Stated exercise =>
Write out the entries below once more, exactly, with the pictures left out.

[Data records]

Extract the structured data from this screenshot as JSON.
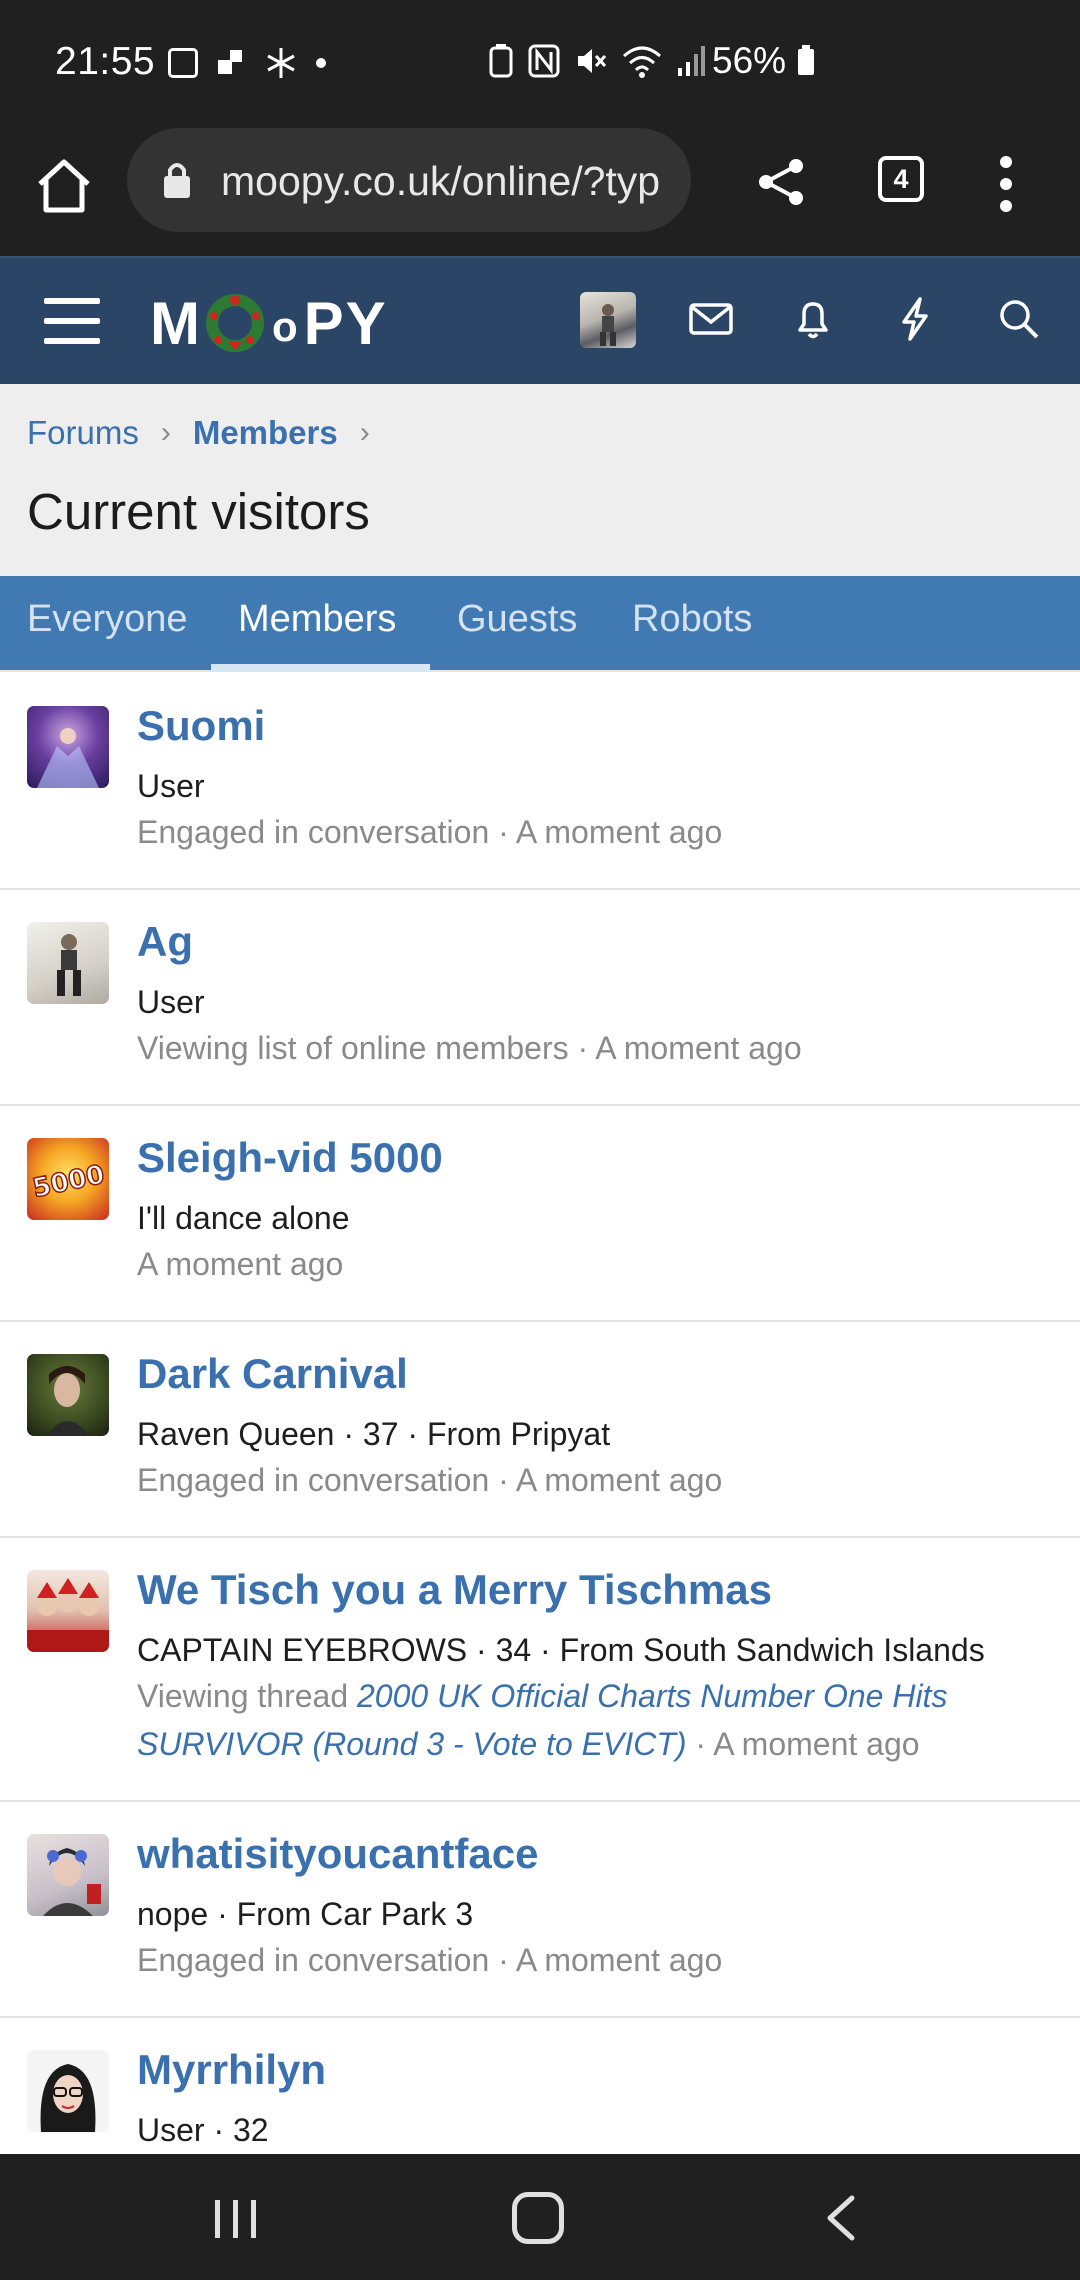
{
  "status_bar": {
    "time": "21:55",
    "battery": "56%",
    "icons": [
      "image-icon",
      "puzzle-icon",
      "sparkle-icon",
      "dot-icon",
      "recycle-icon",
      "nfc-icon",
      "mute-icon",
      "wifi-icon",
      "signal-icon",
      "battery-icon"
    ]
  },
  "browser": {
    "url": "moopy.co.uk/online/?typ",
    "tab_count": "4"
  },
  "forum_header": {
    "logo_text_left": "M",
    "logo_text_mid": "o",
    "logo_text_right": "PY"
  },
  "breadcrumb": {
    "items": [
      "Forums",
      "Members"
    ]
  },
  "page_title": "Current visitors",
  "tabs": [
    {
      "label": "Everyone",
      "active": false
    },
    {
      "label": "Members",
      "active": true
    },
    {
      "label": "Guests",
      "active": false
    },
    {
      "label": "Robots",
      "active": false
    }
  ],
  "members": [
    {
      "name": "Suomi",
      "line": "User",
      "meta_text": "Engaged in conversation · A moment ago"
    },
    {
      "name": "Ag",
      "line": "User",
      "meta_text": "Viewing list of online members · A moment ago"
    },
    {
      "name": "Sleigh-vid 5000",
      "line": "I'll dance alone",
      "meta_text": "A moment ago"
    },
    {
      "name": "Dark Carnival",
      "line": "Raven Queen · 37 · From Pripyat",
      "meta_text": "Engaged in conversation · A moment ago"
    },
    {
      "name": "We Tisch you a Merry Tischmas",
      "line": "CAPTAIN EYEBROWS · 34 · From South Sandwich Islands",
      "meta_prefix": "Viewing thread",
      "meta_link_1": "2000 UK Official Charts Number One Hits",
      "meta_link_2": "SURVIVOR (Round 3 - Vote to EVICT)",
      "meta_suffix": "· A moment ago"
    },
    {
      "name": "whatisityoucantface",
      "line": "nope · From Car Park 3",
      "meta_text": "Engaged in conversation · A moment ago"
    },
    {
      "name": "Myrrhilyn",
      "line": "User · 32"
    }
  ],
  "avatar_5000_text": "5000",
  "colors": {
    "link": "#3a70ad",
    "header_bg": "#2b4566",
    "tab_bg": "#4179b3",
    "muted": "#8a8a8a"
  }
}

Exercise result =>
Extract the structured data from this screenshot as JSON.
{
  "status_bar": {
    "time": "21:55",
    "battery": "56%",
    "icons": [
      "image-icon",
      "puzzle-icon",
      "sparkle-icon",
      "dot-icon",
      "recycle-icon",
      "nfc-icon",
      "mute-icon",
      "wifi-icon",
      "signal-icon",
      "battery-icon"
    ]
  },
  "browser": {
    "url": "moopy.co.uk/online/?typ",
    "tab_count": "4"
  },
  "forum_header": {
    "logo_text_left": "M",
    "logo_text_mid": "o",
    "logo_text_right": "PY"
  },
  "breadcrumb": {
    "items": [
      "Forums",
      "Members"
    ]
  },
  "page_title": "Current visitors",
  "tabs": [
    {
      "label": "Everyone",
      "active": false
    },
    {
      "label": "Members",
      "active": true
    },
    {
      "label": "Guests",
      "active": false
    },
    {
      "label": "Robots",
      "active": false
    }
  ],
  "members": [
    {
      "name": "Suomi",
      "line": "User",
      "meta_text": "Engaged in conversation · A moment ago"
    },
    {
      "name": "Ag",
      "line": "User",
      "meta_text": "Viewing list of online members · A moment ago"
    },
    {
      "name": "Sleigh-vid 5000",
      "line": "I'll dance alone",
      "meta_text": "A moment ago"
    },
    {
      "name": "Dark Carnival",
      "line": "Raven Queen · 37 · From Pripyat",
      "meta_text": "Engaged in conversation · A moment ago"
    },
    {
      "name": "We Tisch you a Merry Tischmas",
      "line": "CAPTAIN EYEBROWS · 34 · From South Sandwich Islands",
      "meta_prefix": "Viewing thread",
      "meta_link_1": "2000 UK Official Charts Number One Hits",
      "meta_link_2": "SURVIVOR (Round 3 - Vote to EVICT)",
      "meta_suffix": "· A moment ago"
    },
    {
      "name": "whatisityoucantface",
      "line": "nope · From Car Park 3",
      "meta_text": "Engaged in conversation · A moment ago"
    },
    {
      "name": "Myrrhilyn",
      "line": "User · 32"
    }
  ],
  "avatar_5000_text": "5000",
  "colors": {
    "link": "#3a70ad",
    "header_bg": "#2b4566",
    "tab_bg": "#4179b3",
    "muted": "#8a8a8a"
  }
}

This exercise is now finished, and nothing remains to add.